*** INFORMATION SHOWN ***

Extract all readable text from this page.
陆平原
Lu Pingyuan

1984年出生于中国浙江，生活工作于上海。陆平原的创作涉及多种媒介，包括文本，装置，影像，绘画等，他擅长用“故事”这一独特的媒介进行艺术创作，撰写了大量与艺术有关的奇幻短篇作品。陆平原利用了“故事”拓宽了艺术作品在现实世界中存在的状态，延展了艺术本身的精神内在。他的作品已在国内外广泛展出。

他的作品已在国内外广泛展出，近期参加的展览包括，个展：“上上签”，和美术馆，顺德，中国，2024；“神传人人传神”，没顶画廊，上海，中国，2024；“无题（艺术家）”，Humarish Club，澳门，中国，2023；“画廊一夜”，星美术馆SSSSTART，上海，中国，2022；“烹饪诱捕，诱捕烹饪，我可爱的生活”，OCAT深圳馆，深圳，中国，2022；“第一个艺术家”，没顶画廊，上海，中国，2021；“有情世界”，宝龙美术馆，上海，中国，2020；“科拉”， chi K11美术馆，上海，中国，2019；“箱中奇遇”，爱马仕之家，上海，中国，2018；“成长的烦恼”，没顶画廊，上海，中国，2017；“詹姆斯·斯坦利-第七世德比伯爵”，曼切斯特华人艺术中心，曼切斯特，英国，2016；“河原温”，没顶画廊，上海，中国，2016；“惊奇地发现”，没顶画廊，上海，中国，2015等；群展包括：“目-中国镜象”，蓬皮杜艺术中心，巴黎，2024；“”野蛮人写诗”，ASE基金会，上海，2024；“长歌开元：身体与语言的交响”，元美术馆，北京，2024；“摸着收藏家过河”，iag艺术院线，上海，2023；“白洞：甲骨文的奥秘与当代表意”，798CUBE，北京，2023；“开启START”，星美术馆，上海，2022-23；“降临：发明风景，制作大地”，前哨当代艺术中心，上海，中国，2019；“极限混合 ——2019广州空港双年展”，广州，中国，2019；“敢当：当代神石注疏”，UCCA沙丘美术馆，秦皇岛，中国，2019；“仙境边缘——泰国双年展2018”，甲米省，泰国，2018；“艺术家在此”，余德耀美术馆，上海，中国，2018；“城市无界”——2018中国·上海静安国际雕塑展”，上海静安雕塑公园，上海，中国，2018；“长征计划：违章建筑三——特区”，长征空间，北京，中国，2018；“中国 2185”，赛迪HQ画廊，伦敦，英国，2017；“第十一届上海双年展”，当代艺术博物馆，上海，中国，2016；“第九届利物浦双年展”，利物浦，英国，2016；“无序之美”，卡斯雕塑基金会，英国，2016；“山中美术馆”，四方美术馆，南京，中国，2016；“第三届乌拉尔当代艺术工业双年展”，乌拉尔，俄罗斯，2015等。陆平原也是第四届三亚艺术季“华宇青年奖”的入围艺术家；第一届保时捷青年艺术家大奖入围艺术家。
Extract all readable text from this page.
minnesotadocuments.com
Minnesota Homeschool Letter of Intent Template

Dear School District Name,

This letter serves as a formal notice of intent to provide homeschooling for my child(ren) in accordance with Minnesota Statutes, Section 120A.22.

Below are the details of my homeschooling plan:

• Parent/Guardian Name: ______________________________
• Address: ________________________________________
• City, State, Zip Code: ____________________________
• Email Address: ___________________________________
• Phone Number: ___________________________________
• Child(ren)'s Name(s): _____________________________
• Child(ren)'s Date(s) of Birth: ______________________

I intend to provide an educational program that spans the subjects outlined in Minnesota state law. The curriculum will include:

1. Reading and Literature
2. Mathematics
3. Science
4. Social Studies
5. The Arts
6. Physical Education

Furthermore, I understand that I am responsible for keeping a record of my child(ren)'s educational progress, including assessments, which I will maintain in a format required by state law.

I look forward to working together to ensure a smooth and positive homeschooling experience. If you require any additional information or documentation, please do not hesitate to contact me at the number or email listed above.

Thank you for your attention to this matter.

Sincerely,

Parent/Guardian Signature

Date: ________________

***

■ WORK TO COMPLETE:
Would you copy out each line exactly as written?

■ FINISHED EXERCISE:
Extract all readable text from this page.
陆平原
Lu Pingyuan

1984年出生于中国浙江，生活工作于上海。陆平原的创作涉及多种媒介，包括文本，装置，影像，绘画等，他擅长用“故事”这一独特的媒介进行艺术创作，撰写了大量与艺术有关的奇幻短篇作品。陆平原利用了“故事”拓宽了艺术作品在现实世界中存在的状态，延展了艺术本身的精神内在。他的作品已在国内外广泛展出。

他的作品已在国内外广泛展出，近期参加的展览包括，个展：“上上签”，和美术馆，顺德，中国，2024；“神传人人传神”，没顶画廊，上海，中国，2024；“无题（艺术家）”，Humarish Club，澳门，中国，2023；“画廊一夜”，星美术馆SSSSTART，上海，中国，2022；“烹饪诱捕，诱捕烹饪，我可爱的生活”，OCAT深圳馆，深圳，中国，2022；“第一个艺术家”，没顶画廊，上海，中国，2021；“有情世界”，宝龙美术馆，上海，中国，2020；“科拉”， chi K11美术馆，上海，中国，2019；“箱中奇遇”，爱马仕之家，上海，中国，2018；“成长的烦恼”，没顶画廊，上海，中国，2017；“詹姆斯·斯坦利-第七世德比伯爵”，曼切斯特华人艺术中心，曼切斯特，英国，2016；“河原温”，没顶画廊，上海，中国，2016；“惊奇地发现”，没顶画廊，上海，中国，2015等；群展包括：“目-中国镜象”，蓬皮杜艺术中心，巴黎，2024；“”野蛮人写诗”，ASE基金会，上海，2024；“长歌开元：身体与语言的交响”，元美术馆，北京，2024；“摸着收藏家过河”，iag艺术院线，上海，2023；“白洞：甲骨文的奥秘与当代表意”，798CUBE，北京，2023；“开启START”，星美术馆，上海，2022-23；“降临：发明风景，制作大地”，前哨当代艺术中心，上海，中国，2019；“极限混合 ——2019广州空港双年展”，广州，中国，2019；“敢当：当代神石注疏”，UCCA沙丘美术馆，秦皇岛，中国，2019；“仙境边缘——泰国双年展2018”，甲米省，泰国，2018；“艺术家在此”，余德耀美术馆，上海，中国，2018；“城市无界”——2018中国·上海静安国际雕塑展”，上海静安雕塑公园，上海，中国，2018；“长征计划：违章建筑三——特区”，长征空间，北京，中国，2018；“中国 2185”，赛迪HQ画廊，伦敦，英国，2017；“第十一届上海双年展”，当代艺术博物馆，上海，中国，2016；“第九届利物浦双年展”，利物浦，英国，2016；“无序之美”，卡斯雕塑基金会，英国，2016；“山中美术馆”，四方美术馆，南京，中国，2016；“第三届乌拉尔当代艺术工业双年展”，乌拉尔，俄罗斯，2015等。陆平原也是第四届三亚艺术季“华宇青年奖”的入围艺术家；第一届保时捷青年艺术家大奖入围艺术家。
Extract all readable text from this page.
minnesotadocuments.com
Minnesota Homeschool Letter of Intent Template

Dear School District Name,

This letter serves as a formal notice of intent to provide homeschooling for my child(ren) in accordance with Minnesota Statutes, Section 120A.22.

Below are the details of my homeschooling plan:

• Parent/Guardian Name: ______________________________
• Address: ________________________________________
• City, State, Zip Code: ____________________________
• Email Address: ___________________________________
• Phone Number: ___________________________________
• Child(ren)'s Name(s): _____________________________
• Child(ren)'s Date(s) of Birth: ______________________

I intend to provide an educational program that spans the subjects outlined in Minnesota state law. The curriculum will include:

1. Reading and Literature
2. Mathematics
3. Science
4. Social Studies
5. The Arts
6. Physical Education

Furthermore, I understand that I am responsible for keeping a record of my child(ren)'s educational progress, including assessments, which I will maintain in a format required by state law.

I look forward to working together to ensure a smooth and positive homeschooling experience. If you require any additional information or documentation, please do not hesitate to contact me at the number or email listed above.

Thank you for your attention to this matter.

Sincerely,

Parent/Guardian Signature

Date: ________________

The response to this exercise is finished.